Each record below is to be reproduced without any change.

>> START DATA FOR PROCESSING

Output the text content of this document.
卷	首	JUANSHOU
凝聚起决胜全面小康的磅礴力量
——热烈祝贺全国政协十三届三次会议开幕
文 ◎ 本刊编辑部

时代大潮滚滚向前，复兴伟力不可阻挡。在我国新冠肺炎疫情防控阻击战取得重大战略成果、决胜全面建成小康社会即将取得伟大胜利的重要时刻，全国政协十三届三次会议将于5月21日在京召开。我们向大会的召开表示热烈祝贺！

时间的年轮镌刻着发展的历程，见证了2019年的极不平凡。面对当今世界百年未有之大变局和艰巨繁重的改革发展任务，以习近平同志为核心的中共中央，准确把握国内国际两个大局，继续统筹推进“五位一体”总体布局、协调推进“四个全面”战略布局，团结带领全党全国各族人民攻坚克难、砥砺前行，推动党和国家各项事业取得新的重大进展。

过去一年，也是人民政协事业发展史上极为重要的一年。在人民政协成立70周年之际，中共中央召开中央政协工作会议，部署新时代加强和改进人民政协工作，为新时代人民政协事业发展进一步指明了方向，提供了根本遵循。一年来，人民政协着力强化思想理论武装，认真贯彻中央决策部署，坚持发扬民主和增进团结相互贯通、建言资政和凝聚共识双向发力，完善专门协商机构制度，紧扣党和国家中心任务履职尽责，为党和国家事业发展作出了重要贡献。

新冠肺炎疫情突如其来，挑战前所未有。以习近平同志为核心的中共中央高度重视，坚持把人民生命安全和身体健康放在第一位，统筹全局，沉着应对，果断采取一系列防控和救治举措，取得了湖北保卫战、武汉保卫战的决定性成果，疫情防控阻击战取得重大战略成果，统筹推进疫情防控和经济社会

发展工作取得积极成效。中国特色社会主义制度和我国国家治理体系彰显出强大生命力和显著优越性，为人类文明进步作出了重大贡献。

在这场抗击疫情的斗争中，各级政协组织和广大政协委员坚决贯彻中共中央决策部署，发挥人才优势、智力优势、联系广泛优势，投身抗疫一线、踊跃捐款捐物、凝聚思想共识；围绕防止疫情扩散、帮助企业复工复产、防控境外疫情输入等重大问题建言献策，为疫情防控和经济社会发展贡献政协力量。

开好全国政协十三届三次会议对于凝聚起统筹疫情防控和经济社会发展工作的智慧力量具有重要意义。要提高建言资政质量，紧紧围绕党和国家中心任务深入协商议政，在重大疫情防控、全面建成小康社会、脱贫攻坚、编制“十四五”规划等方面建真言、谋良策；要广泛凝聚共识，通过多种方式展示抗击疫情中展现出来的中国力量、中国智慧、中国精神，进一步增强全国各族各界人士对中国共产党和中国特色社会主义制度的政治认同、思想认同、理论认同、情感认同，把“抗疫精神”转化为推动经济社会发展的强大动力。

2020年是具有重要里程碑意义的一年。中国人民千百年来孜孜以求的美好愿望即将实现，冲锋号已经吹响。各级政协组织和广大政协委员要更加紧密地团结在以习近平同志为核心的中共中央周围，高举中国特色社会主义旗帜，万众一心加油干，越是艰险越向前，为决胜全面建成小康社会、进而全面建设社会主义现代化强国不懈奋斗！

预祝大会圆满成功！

>> END DATA FOR PROCESSING

### EXERCISE OUTPUT
Output the text content of this document.
卷	首	JUANSHOU
凝聚起决胜全面小康的磅礴力量
——热烈祝贺全国政协十三届三次会议开幕
文 ◎ 本刊编辑部

时代大潮滚滚向前，复兴伟力不可阻挡。在我国新冠肺炎疫情防控阻击战取得重大战略成果、决胜全面建成小康社会即将取得伟大胜利的重要时刻，全国政协十三届三次会议将于5月21日在京召开。我们向大会的召开表示热烈祝贺！

时间的年轮镌刻着发展的历程，见证了2019年的极不平凡。面对当今世界百年未有之大变局和艰巨繁重的改革发展任务，以习近平同志为核心的中共中央，准确把握国内国际两个大局，继续统筹推进“五位一体”总体布局、协调推进“四个全面”战略布局，团结带领全党全国各族人民攻坚克难、砥砺前行，推动党和国家各项事业取得新的重大进展。

过去一年，也是人民政协事业发展史上极为重要的一年。在人民政协成立70周年之际，中共中央召开中央政协工作会议，部署新时代加强和改进人民政协工作，为新时代人民政协事业发展进一步指明了方向，提供了根本遵循。一年来，人民政协着力强化思想理论武装，认真贯彻中央决策部署，坚持发扬民主和增进团结相互贯通、建言资政和凝聚共识双向发力，完善专门协商机构制度，紧扣党和国家中心任务履职尽责，为党和国家事业发展作出了重要贡献。

新冠肺炎疫情突如其来，挑战前所未有。以习近平同志为核心的中共中央高度重视，坚持把人民生命安全和身体健康放在第一位，统筹全局，沉着应对，果断采取一系列防控和救治举措，取得了湖北保卫战、武汉保卫战的决定性成果，疫情防控阻击战取得重大战略成果，统筹推进疫情防控和经济社会

发展工作取得积极成效。中国特色社会主义制度和我国国家治理体系彰显出强大生命力和显著优越性，为人类文明进步作出了重大贡献。

在这场抗击疫情的斗争中，各级政协组织和广大政协委员坚决贯彻中共中央决策部署，发挥人才优势、智力优势、联系广泛优势，投身抗疫一线、踊跃捐款捐物、凝聚思想共识；围绕防止疫情扩散、帮助企业复工复产、防控境外疫情输入等重大问题建言献策，为疫情防控和经济社会发展贡献政协力量。

开好全国政协十三届三次会议对于凝聚起统筹疫情防控和经济社会发展工作的智慧力量具有重要意义。要提高建言资政质量，紧紧围绕党和国家中心任务深入协商议政，在重大疫情防控、全面建成小康社会、脱贫攻坚、编制“十四五”规划等方面建真言、谋良策；要广泛凝聚共识，通过多种方式展示抗击疫情中展现出来的中国力量、中国智慧、中国精神，进一步增强全国各族各界人士对中国共产党和中国特色社会主义制度的政治认同、思想认同、理论认同、情感认同，把“抗疫精神”转化为推动经济社会发展的强大动力。

2020年是具有重要里程碑意义的一年。中国人民千百年来孜孜以求的美好愿望即将实现，冲锋号已经吹响。各级政协组织和广大政协委员要更加紧密地团结在以习近平同志为核心的中共中央周围，高举中国特色社会主义旗帜，万众一心加油干，越是艰险越向前，为决胜全面建成小康社会、进而全面建设社会主义现代化强国不懈奋斗！

预祝大会圆满成功！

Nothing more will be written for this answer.